Direction: Update the material from the line with "Patent image size: (1386, 548)." up to and including the line with "The protective jacket 18 is at (1157, 128).": replace "prior art" with "conventional" and leave everything else unchanged.
(begin)
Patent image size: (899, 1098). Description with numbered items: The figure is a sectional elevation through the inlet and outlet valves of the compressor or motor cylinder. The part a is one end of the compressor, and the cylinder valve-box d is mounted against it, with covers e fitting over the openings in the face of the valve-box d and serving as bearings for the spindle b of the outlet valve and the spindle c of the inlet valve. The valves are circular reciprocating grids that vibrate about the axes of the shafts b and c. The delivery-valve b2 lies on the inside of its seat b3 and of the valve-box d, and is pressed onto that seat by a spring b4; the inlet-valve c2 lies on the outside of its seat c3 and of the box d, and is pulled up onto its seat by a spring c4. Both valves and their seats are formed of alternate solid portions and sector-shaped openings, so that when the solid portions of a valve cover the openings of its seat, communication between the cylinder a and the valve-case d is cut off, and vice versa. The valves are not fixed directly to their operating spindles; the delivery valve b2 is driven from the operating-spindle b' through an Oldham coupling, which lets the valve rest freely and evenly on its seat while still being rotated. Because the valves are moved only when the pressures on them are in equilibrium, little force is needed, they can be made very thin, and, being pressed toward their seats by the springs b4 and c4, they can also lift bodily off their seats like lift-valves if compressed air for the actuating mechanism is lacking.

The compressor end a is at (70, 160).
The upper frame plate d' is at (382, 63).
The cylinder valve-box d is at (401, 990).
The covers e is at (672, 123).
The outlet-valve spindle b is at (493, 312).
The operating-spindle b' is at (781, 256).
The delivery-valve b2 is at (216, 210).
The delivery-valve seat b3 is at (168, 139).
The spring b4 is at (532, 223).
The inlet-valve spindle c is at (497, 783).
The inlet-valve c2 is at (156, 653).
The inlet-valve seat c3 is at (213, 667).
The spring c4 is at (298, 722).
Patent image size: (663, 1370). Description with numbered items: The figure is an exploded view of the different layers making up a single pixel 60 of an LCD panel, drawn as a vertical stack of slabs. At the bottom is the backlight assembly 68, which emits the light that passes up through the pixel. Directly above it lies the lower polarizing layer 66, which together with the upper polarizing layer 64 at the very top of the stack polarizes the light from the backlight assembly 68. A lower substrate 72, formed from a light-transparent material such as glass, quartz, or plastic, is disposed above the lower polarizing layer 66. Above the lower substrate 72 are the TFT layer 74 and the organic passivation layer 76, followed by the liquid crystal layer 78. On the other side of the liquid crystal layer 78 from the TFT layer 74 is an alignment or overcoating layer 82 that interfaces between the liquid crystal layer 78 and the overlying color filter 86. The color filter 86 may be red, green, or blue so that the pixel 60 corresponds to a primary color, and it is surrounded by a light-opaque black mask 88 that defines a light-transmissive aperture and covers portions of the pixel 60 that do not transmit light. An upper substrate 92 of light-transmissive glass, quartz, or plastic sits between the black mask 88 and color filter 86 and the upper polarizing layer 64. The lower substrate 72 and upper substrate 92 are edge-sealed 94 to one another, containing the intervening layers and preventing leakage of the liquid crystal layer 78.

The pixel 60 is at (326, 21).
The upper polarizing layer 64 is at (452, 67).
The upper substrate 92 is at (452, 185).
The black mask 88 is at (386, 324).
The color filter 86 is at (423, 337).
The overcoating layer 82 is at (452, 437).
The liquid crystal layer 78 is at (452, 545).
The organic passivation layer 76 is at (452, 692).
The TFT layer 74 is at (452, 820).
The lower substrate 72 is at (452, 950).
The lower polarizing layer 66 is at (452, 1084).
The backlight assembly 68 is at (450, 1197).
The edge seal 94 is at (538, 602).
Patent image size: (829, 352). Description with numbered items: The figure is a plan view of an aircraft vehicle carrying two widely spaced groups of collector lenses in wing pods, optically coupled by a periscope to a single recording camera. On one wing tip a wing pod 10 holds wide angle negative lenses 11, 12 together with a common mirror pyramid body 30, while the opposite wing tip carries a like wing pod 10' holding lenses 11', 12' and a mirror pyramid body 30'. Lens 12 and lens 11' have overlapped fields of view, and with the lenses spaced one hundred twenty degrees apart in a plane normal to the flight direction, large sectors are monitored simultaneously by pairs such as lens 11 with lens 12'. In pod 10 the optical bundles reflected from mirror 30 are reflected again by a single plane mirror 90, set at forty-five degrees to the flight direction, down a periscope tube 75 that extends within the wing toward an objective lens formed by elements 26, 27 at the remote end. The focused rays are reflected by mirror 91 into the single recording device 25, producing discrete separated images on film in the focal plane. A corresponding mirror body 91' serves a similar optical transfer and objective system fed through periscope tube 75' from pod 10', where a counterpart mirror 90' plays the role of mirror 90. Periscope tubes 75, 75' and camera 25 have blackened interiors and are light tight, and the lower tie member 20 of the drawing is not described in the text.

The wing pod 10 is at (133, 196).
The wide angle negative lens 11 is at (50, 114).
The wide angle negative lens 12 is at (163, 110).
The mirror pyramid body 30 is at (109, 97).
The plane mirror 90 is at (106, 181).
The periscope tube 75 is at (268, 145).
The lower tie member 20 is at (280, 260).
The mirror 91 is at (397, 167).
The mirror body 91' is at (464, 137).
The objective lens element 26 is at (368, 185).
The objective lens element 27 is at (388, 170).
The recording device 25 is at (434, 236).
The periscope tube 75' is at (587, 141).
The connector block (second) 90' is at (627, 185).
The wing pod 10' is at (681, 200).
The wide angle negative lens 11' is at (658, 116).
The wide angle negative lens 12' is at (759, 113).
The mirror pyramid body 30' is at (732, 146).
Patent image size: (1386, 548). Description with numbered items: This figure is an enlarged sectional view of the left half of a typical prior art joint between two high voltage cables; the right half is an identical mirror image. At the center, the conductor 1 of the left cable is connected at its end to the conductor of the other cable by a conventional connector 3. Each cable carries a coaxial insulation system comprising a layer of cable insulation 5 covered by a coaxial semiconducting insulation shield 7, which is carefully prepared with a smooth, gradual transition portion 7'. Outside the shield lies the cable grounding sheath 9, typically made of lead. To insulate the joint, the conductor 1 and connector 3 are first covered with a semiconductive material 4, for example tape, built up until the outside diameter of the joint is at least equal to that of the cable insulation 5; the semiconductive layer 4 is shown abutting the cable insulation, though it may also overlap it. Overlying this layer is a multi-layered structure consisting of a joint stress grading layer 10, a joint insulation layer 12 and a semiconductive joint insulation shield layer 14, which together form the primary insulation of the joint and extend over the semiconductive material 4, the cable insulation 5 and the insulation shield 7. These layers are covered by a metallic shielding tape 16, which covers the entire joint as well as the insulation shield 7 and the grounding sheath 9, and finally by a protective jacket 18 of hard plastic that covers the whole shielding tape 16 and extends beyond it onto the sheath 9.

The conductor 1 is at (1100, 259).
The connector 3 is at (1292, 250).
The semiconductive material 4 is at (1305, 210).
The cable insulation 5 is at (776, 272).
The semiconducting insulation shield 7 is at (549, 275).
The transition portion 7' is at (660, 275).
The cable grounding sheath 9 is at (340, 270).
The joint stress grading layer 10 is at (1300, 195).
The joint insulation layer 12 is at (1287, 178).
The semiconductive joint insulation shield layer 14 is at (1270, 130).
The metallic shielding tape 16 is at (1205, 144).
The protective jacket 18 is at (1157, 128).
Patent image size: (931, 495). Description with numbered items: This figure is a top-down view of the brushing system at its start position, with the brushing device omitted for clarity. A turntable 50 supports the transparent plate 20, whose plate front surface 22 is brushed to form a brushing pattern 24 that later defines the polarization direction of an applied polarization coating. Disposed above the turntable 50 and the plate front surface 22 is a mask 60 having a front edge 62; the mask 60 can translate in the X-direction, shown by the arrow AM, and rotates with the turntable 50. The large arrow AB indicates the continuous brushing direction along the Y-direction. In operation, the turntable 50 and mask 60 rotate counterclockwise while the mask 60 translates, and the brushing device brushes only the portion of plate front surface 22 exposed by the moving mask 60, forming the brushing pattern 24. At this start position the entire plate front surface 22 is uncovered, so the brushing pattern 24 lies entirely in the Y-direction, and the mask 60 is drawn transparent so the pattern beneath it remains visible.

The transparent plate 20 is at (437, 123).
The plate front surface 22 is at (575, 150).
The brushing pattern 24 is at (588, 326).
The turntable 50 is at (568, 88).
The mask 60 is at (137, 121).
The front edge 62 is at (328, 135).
(end)
Written response:
Patent image size: (1386, 548). Description with numbered items: This figure is an enlarged sectional view of the left half of a typical conventional joint between two high voltage cables; the right half is an identical mirror image. At the center, the conductor 1 of the left cable is connected at its end to the conductor of the other cable by a conventional connector 3. Each cable carries a coaxial insulation system comprising a layer of cable insulation 5 covered by a coaxial semiconducting insulation shield 7, which is carefully prepared with a smooth, gradual transition portion 7'. Outside the shield lies the cable grounding sheath 9, typically made of lead. To insulate the joint, the conductor 1 and connector 3 are first covered with a semiconductive material 4, for example tape, built up until the outside diameter of the joint is at least equal to that of the cable insulation 5; the semiconductive layer 4 is shown abutting the cable insulation, though it may also overlap it. Overlying this layer is a multi-layered structure consisting of a joint stress grading layer 10, a joint insulation layer 12 and a semiconductive joint insulation shield layer 14, which together form the primary insulation of the joint and extend over the semiconductive material 4, the cable insulation 5 and the insulation shield 7. These layers are covered by a metallic shielding tape 16, which covers the entire joint as well as the insulation shield 7 and the grounding sheath 9, and finally by a protective jacket 18 of hard plastic that covers the whole shielding tape 16 and extends beyond it onto the sheath 9.

The conductor 1 is at (1100, 259).
The connector 3 is at (1292, 250).
The semiconductive material 4 is at (1305, 210).
The cable insulation 5 is at (776, 272).
The semiconducting insulation shield 7 is at (549, 275).
The transition portion 7' is at (660, 275).
The cable grounding sheath 9 is at (340, 270).
The joint stress grading layer 10 is at (1300, 195).
The joint insulation layer 12 is at (1287, 178).
The semiconductive joint insulation shield layer 14 is at (1270, 130).
The metallic shielding tape 16 is at (1205, 144).
The protective jacket 18 is at (1157, 128).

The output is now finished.